[Required task] Please copy out, unchanged, the part of the material below that opens with the line containing "volume-bar <box>112 486 118 528</box>" and closes with the line containing "volume-bar <box>237 497 244 528</box>", including both of those lines.

* * * *

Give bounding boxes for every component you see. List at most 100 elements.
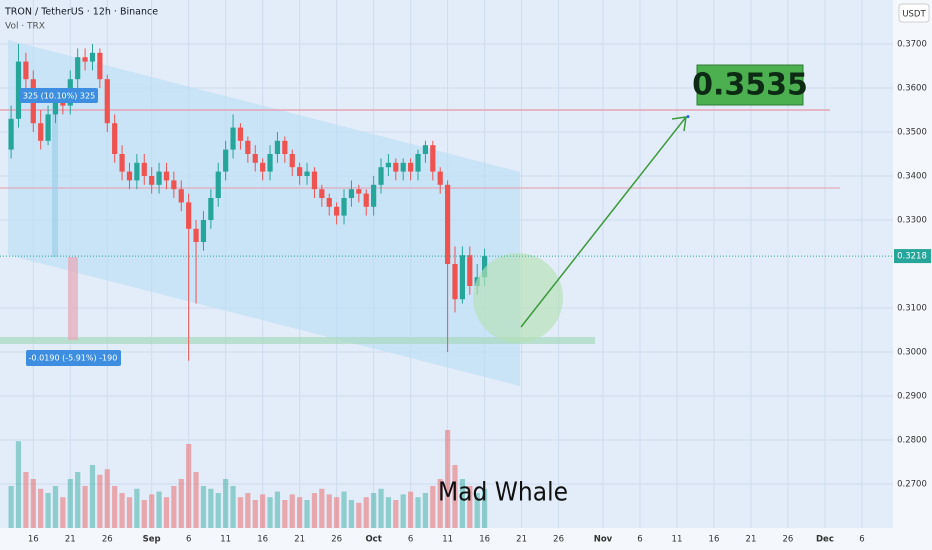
volume-bar <box>112 486 118 528</box>
volume-bar <box>459 479 466 528</box>
candle-body <box>163 171 170 181</box>
volume-bar <box>445 430 451 528</box>
candle-body <box>230 127 236 150</box>
candle-body <box>378 167 384 185</box>
volume-bar <box>260 494 266 528</box>
candle-body <box>223 149 229 172</box>
volume-bar <box>60 497 66 528</box>
last-price-box <box>894 249 931 264</box>
volume-bar <box>223 479 229 528</box>
y-tick-label: 0.2800 <box>897 436 927 446</box>
candle-body <box>171 180 177 190</box>
candle-body <box>422 145 429 154</box>
volume-bar <box>237 497 244 528</box>
volume-bar <box>104 469 110 528</box>
x-tick-label: 26 <box>331 535 342 545</box>
volume-bar <box>319 488 325 528</box>
last-price-label: 0.3218 <box>897 252 927 262</box>
volume-bar <box>452 465 458 528</box>
volume-bar <box>393 500 399 528</box>
currency-box <box>898 3 930 23</box>
volume-bar <box>326 494 332 528</box>
volume-bar <box>15 441 22 528</box>
volume-bar <box>378 488 384 528</box>
y-tick-label: 0.2700 <box>897 480 927 490</box>
candle-body <box>459 255 466 300</box>
x-tick-label: 16 <box>709 535 720 545</box>
volume-bar <box>52 486 59 528</box>
candle-body <box>334 206 340 216</box>
volume-bar <box>385 497 392 528</box>
candle-body <box>289 154 295 168</box>
y-tick-label: 0.3700 <box>897 40 927 50</box>
volume-bar <box>356 502 362 528</box>
candle-body <box>119 154 125 172</box>
candle-body <box>267 154 273 172</box>
measure-box <box>20 88 98 103</box>
candle-body <box>141 162 147 176</box>
volume-bar <box>408 491 414 528</box>
volume-bar <box>245 493 251 528</box>
candle-body <box>452 264 458 300</box>
volume-bar <box>171 486 177 528</box>
volume-bar <box>8 486 14 528</box>
time-axis-panel <box>0 528 893 550</box>
volume-bar <box>267 497 273 528</box>
x-tick-label: 11 <box>220 535 231 545</box>
volume-bar <box>348 500 355 528</box>
candle-body <box>178 189 184 203</box>
candle-body <box>415 154 421 172</box>
x-tick-label: 16 <box>479 535 490 545</box>
candle-body <box>156 171 162 185</box>
candle-body <box>149 176 155 185</box>
y-tick-label: 0.3500 <box>897 128 927 138</box>
volume-bar <box>252 500 258 528</box>
subtitle: Vol · TRX <box>5 22 45 32</box>
x-tick-label: Dec <box>816 535 834 545</box>
volume-bar <box>119 493 125 528</box>
target-point <box>686 115 690 119</box>
x-tick-label: 11 <box>672 535 683 545</box>
candle-body <box>252 154 258 163</box>
candle-body <box>82 57 88 62</box>
volume-bar <box>82 486 88 528</box>
candle-body <box>215 171 221 198</box>
candle-body <box>400 162 406 172</box>
x-tick-label: 21 <box>294 535 305 545</box>
support-zone <box>0 337 595 344</box>
volume-bar <box>186 444 192 528</box>
volume-bar <box>67 479 73 528</box>
x-tick-label: 16 <box>28 535 39 545</box>
volume-bar <box>149 494 155 528</box>
x-tick-label: 16 <box>257 535 268 545</box>
y-tick-label: 0.3400 <box>897 172 927 182</box>
volume-bar <box>289 494 295 528</box>
x-tick-label: 26 <box>102 535 113 545</box>
volume-bar <box>38 488 44 528</box>
candle-body <box>319 189 325 198</box>
candle-body <box>282 140 288 154</box>
y-tick-label: 0.2900 <box>897 392 927 402</box>
x-tick-label: 21 <box>516 535 527 545</box>
measure-down <box>68 257 78 340</box>
candle-body <box>208 198 214 220</box>
measure-label: -0.0190 (-5.91%) -190 <box>29 354 118 363</box>
candle-body <box>186 202 192 229</box>
volume-bar <box>363 497 369 528</box>
candle-body <box>75 57 81 80</box>
volume-bar <box>274 491 281 528</box>
volume-bar <box>215 493 221 528</box>
arrow-head <box>671 116 687 132</box>
volume-bar <box>297 497 303 528</box>
candle-body <box>326 198 332 207</box>
watermark: Mad Whale <box>438 478 568 508</box>
candle-body <box>348 189 355 198</box>
volume-bar <box>141 500 147 528</box>
volume-bar <box>208 488 214 528</box>
y-tick-label: 0.3300 <box>897 216 927 226</box>
volume-bar <box>134 488 140 528</box>
x-tick-label: 6 <box>637 535 642 545</box>
measure-box <box>26 350 121 366</box>
volume-bar <box>45 493 51 528</box>
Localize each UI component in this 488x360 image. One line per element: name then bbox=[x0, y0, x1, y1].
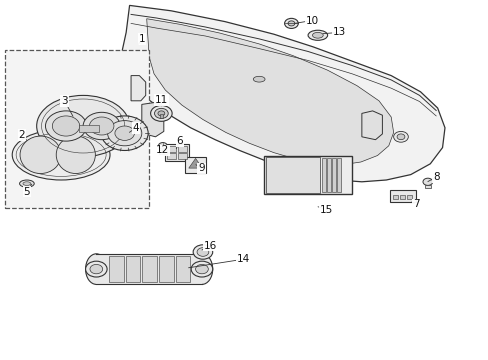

* * * *

[Output for this exercise]
volume-bar <box>112 486 118 528</box>
volume-bar <box>459 479 466 528</box>
candle-body <box>163 171 170 181</box>
volume-bar <box>445 430 451 528</box>
candle-body <box>230 127 236 150</box>
candle-body <box>378 167 384 185</box>
volume-bar <box>260 494 266 528</box>
candle-body <box>223 149 229 172</box>
volume-bar <box>60 497 66 528</box>
last-price-box <box>894 249 931 264</box>
volume-bar <box>223 479 229 528</box>
y-tick-label: 0.2800 <box>897 436 927 446</box>
candle-body <box>171 180 177 190</box>
candle-body <box>422 145 429 154</box>
volume-bar <box>237 497 244 528</box>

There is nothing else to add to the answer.